PROVIDED ENTRIES
#####

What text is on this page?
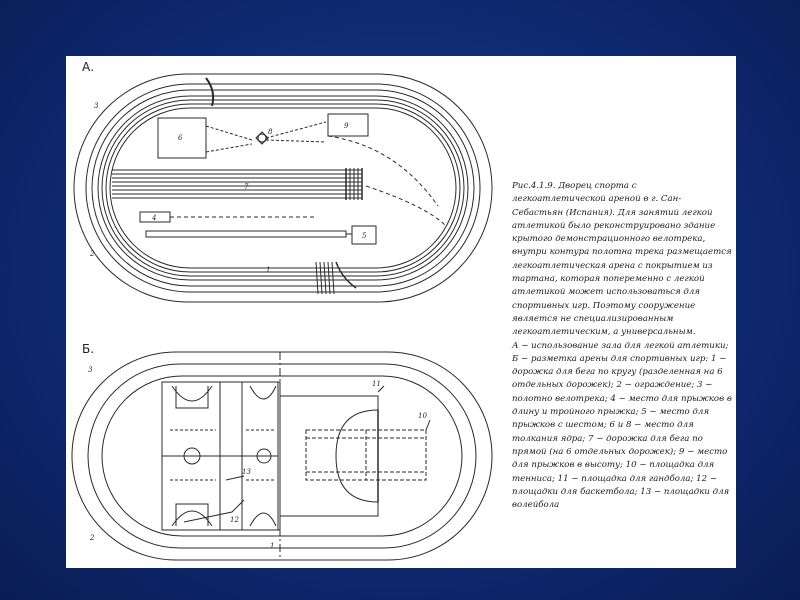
А.
Б.
3
2
6
8
9
7
4
5
1
3
2
1
11
10
13
12

Рис.4.1.9. Дворец спорта с легкоатлетической ареной в г. Сан-Себастьян (Испания). Для занятий легкой атлетикой было реконструировано здание крытого демонстрационного велотрека, внутри контура полотна трека размещается легкоатлетическая арена с покрытием из тартана, которая попеременно с легкой атлетикой может использоваться для спортивных игр. Поэтому сооружение является не специализированным легкоатлетическим, а универсальным.

А − использование зала для легкой атлетики; Б − разметка арены для спортивных игр: 1 − дорожка для бега по кругу (разделенная на 6 отдельных дорожек); 2 − ограждение; 3 − полотно велотрека; 4 − место для прыжков в длину и тройного прыжка; 5 − место для прыжков с шестом; 6 и 8 − место для толкания ядра; 7 − дорожка для бега по прямой (на 6 отдельных дорожек); 9 − место для прыжков в высоту; 10 − площадка для тенниса; 11 − площадка для гандбола; 12 − площадки для баскетбола; 13 − площадки для волейбола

#####

EXERCISE INSTRUCTIONS
Return all of the data exactly as written, and drop the pictures.

EXERCISE ANSWER
What text is on this page?
А.
Б.
3
2
6
8
9
7
4
5
1
3
2
1
11
10
13
12

Рис.4.1.9. Дворец спорта с легкоатлетической ареной в г. Сан-Себастьян (Испания). Для занятий легкой атлетикой было реконструировано здание крытого демонстрационного велотрека, внутри контура полотна трека размещается легкоатлетическая арена с покрытием из тартана, которая попеременно с легкой атлетикой может использоваться для спортивных игр. Поэтому сооружение является не специализированным легкоатлетическим, а универсальным.

А − использование зала для легкой атлетики; Б − разметка арены для спортивных игр: 1 − дорожка для бега по кругу (разделенная на 6 отдельных дорожек); 2 − ограждение; 3 − полотно велотрека; 4 − место для прыжков в длину и тройного прыжка; 5 − место для прыжков с шестом; 6 и 8 − место для толкания ядра; 7 − дорожка для бега по прямой (на 6 отдельных дорожек); 9 − место для прыжков в высоту; 10 − площадка для тенниса; 11 − площадка для гандбола; 12 − площадки для баскетбола; 13 − площадки для волейбола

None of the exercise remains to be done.